>>>>
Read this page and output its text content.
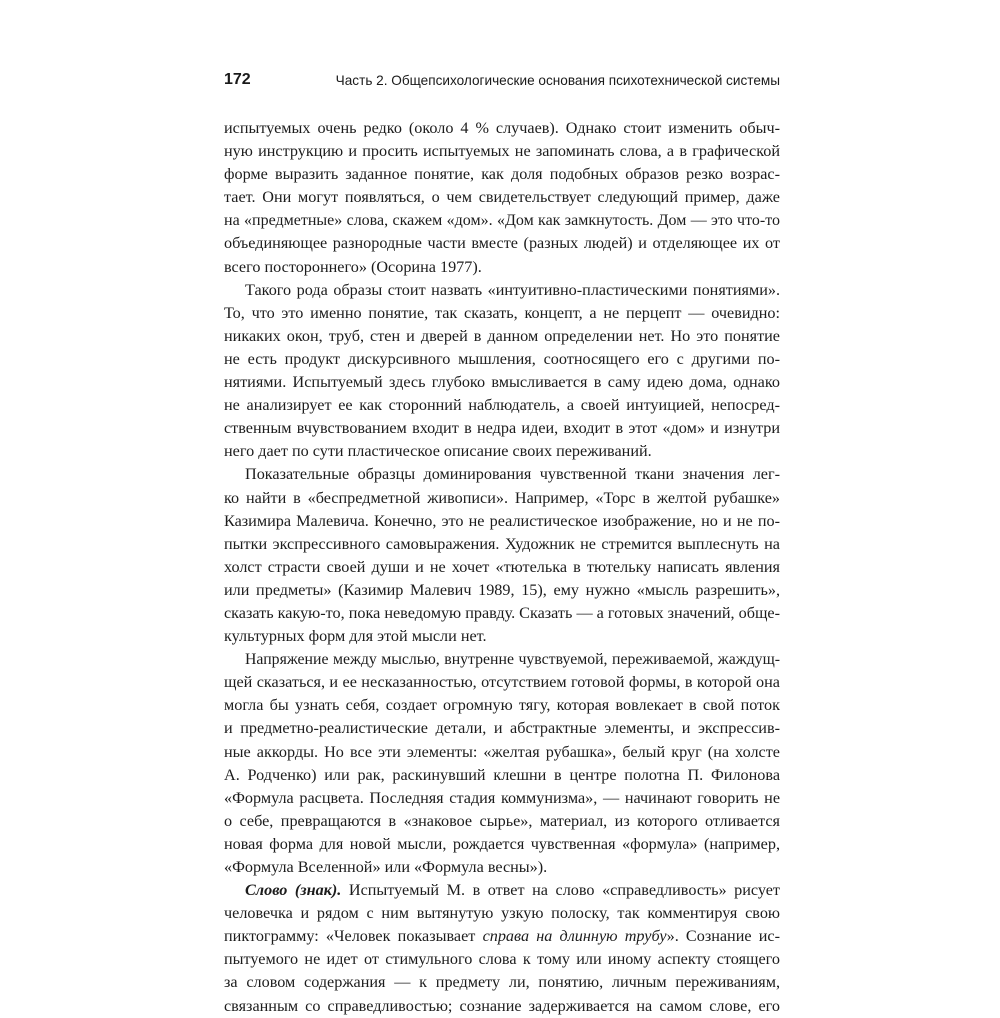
172	Часть 2. Общепсихологические основания психотехнической системы

испытуемых очень редко (около 4 % случаев). Однако стоит изменить обыч-
ную инструкцию и просить испытуемых не запоминать слова, а в графической
форме выразить заданное понятие, как доля подобных образов резко возрас-
тает. Они могут появляться, о чем свидетельствует следующий пример, даже
на «предметные» слова, скажем «дом». «Дом как замкнутость. Дом — это что-то
объединяющее разнородные части вместе (разных людей) и отделяющее их от
всего постороннего» (Осорина 1977).

Такого рода образы стоит назвать «интуитивно-пластическими понятиями».
То, что это именно понятие, так сказать, концепт, а не перцепт — очевидно:
никаких окон, труб, стен и дверей в данном определении нет. Но это понятие
не есть продукт дискурсивного мышления, соотносящего его с другими по-
нятиями. Испытуемый здесь глубоко вмысливается в саму идею дома, однако
не анализирует ее как сторонний наблюдатель, а своей интуицией, непосред-
ственным вчувствованием входит в недра идеи, входит в этот «дом» и изнутри
него дает по сути пластическое описание своих переживаний.

Показательные образцы доминирования чувственной ткани значения лег-
ко найти в «беспредметной живописи». Например, «Торс в желтой рубашке»
Казимира Малевича. Конечно, это не реалистическое изображение, но и не по-
пытки экспрессивного самовыражения. Художник не стремится выплеснуть на
холст страсти своей души и не хочет «тютелька в тютельку написать явления
или предметы» (Казимир Малевич 1989, 15), ему нужно «мысль разрешить»,
сказать какую-то, пока неведомую правду. Сказать — а готовых значений, обще-
культурных форм для этой мысли нет.

Напряжение между мыслью, внутренне чувствуемой, переживаемой, жаждущ-
щей сказаться, и ее несказанностью, отсутствием готовой формы, в которой она
могла бы узнать себя, создает огромную тягу, которая вовлекает в свой поток
и предметно-реалистические детали, и абстрактные элементы, и экспрессив-
ные аккорды. Но все эти элементы: «желтая рубашка», белый круг (на холсте
А. Родченко) или рак, раскинувший клешни в центре полотна П. Филонова
«Формула расцвета. Последняя стадия коммунизма», — начинают говорить не
о себе, превращаются в «знаковое сырье», материал, из которого отливается
новая форма для новой мысли, рождается чувственная «формула» (например,
«Формула Вселенной» или «Формула весны»).

Слово (знак). Испытуемый М. в ответ на слово «справедливость» рисует
человечка и рядом с ним вытянутую узкую полоску, так комментируя свою
пиктограмму: «Человек показывает справа на длинную трубу». Сознание ис-
пытуемого не идет от стимульного слова к тому или иному аспекту стоящего
за словом содержания — к предмету ли, понятию, личным переживаниям,
связанным со справедливостью; сознание задерживается на самом слове, его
<<<<
Given exercise:
Print the complete listing exactly as it stands, without its pictures.

Response below:
Read this page and output its text content.
172	Часть 2. Общепсихологические основания психотехнической системы

испытуемых очень редко (около 4 % случаев). Однако стоит изменить обыч-
ную инструкцию и просить испытуемых не запоминать слова, а в графической
форме выразить заданное понятие, как доля подобных образов резко возрас-
тает. Они могут появляться, о чем свидетельствует следующий пример, даже
на «предметные» слова, скажем «дом». «Дом как замкнутость. Дом — это что-то
объединяющее разнородные части вместе (разных людей) и отделяющее их от
всего постороннего» (Осорина 1977).

Такого рода образы стоит назвать «интуитивно-пластическими понятиями».
То, что это именно понятие, так сказать, концепт, а не перцепт — очевидно:
никаких окон, труб, стен и дверей в данном определении нет. Но это понятие
не есть продукт дискурсивного мышления, соотносящего его с другими по-
нятиями. Испытуемый здесь глубоко вмысливается в саму идею дома, однако
не анализирует ее как сторонний наблюдатель, а своей интуицией, непосред-
ственным вчувствованием входит в недра идеи, входит в этот «дом» и изнутри
него дает по сути пластическое описание своих переживаний.

Показательные образцы доминирования чувственной ткани значения лег-
ко найти в «беспредметной живописи». Например, «Торс в желтой рубашке»
Казимира Малевича. Конечно, это не реалистическое изображение, но и не по-
пытки экспрессивного самовыражения. Художник не стремится выплеснуть на
холст страсти своей души и не хочет «тютелька в тютельку написать явления
или предметы» (Казимир Малевич 1989, 15), ему нужно «мысль разрешить»,
сказать какую-то, пока неведомую правду. Сказать — а готовых значений, обще-
культурных форм для этой мысли нет.

Напряжение между мыслью, внутренне чувствуемой, переживаемой, жаждущ-
щей сказаться, и ее несказанностью, отсутствием готовой формы, в которой она
могла бы узнать себя, создает огромную тягу, которая вовлекает в свой поток
и предметно-реалистические детали, и абстрактные элементы, и экспрессив-
ные аккорды. Но все эти элементы: «желтая рубашка», белый круг (на холсте
А. Родченко) или рак, раскинувший клешни в центре полотна П. Филонова
«Формула расцвета. Последняя стадия коммунизма», — начинают говорить не
о себе, превращаются в «знаковое сырье», материал, из которого отливается
новая форма для новой мысли, рождается чувственная «формула» (например,
«Формула Вселенной» или «Формула весны»).

Слово (знак). Испытуемый М. в ответ на слово «справедливость» рисует
человечка и рядом с ним вытянутую узкую полоску, так комментируя свою
пиктограмму: «Человек показывает справа на длинную трубу». Сознание ис-
пытуемого не идет от стимульного слова к тому или иному аспекту стоящего
за словом содержания — к предмету ли, понятию, личным переживаниям,
связанным со справедливостью; сознание задерживается на самом слове, его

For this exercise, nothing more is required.